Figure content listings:

══════════

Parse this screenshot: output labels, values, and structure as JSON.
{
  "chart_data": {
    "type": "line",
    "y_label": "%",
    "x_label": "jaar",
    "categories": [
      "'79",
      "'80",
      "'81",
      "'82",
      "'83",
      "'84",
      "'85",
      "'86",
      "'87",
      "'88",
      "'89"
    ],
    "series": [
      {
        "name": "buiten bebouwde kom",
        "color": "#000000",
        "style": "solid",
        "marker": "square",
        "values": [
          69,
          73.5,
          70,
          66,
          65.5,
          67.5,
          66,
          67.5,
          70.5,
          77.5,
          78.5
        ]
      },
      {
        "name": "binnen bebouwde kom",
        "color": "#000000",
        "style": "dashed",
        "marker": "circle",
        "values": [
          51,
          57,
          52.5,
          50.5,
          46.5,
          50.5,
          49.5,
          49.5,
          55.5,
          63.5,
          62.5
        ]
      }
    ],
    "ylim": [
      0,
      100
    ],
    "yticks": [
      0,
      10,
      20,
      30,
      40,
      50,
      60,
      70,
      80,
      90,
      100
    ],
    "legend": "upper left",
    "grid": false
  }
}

══════════

To do:
Every record should be given again exactly.

Output for this exercise:
Parse this screenshot: output labels, values, and structure as JSON.
{
  "chart_data": {
    "type": "line",
    "y_label": "%",
    "x_label": "jaar",
    "categories": [
      "'79",
      "'80",
      "'81",
      "'82",
      "'83",
      "'84",
      "'85",
      "'86",
      "'87",
      "'88",
      "'89"
    ],
    "series": [
      {
        "name": "buiten bebouwde kom",
        "color": "#000000",
        "style": "solid",
        "marker": "square",
        "values": [
          69,
          73.5,
          70,
          66,
          65.5,
          67.5,
          66,
          67.5,
          70.5,
          77.5,
          78.5
        ]
      },
      {
        "name": "binnen bebouwde kom",
        "color": "#000000",
        "style": "dashed",
        "marker": "circle",
        "values": [
          51,
          57,
          52.5,
          50.5,
          46.5,
          50.5,
          49.5,
          49.5,
          55.5,
          63.5,
          62.5
        ]
      }
    ],
    "ylim": [
      0,
      100
    ],
    "yticks": [
      0,
      10,
      20,
      30,
      40,
      50,
      60,
      70,
      80,
      90,
      100
    ],
    "legend": "upper left",
    "grid": false
  }
}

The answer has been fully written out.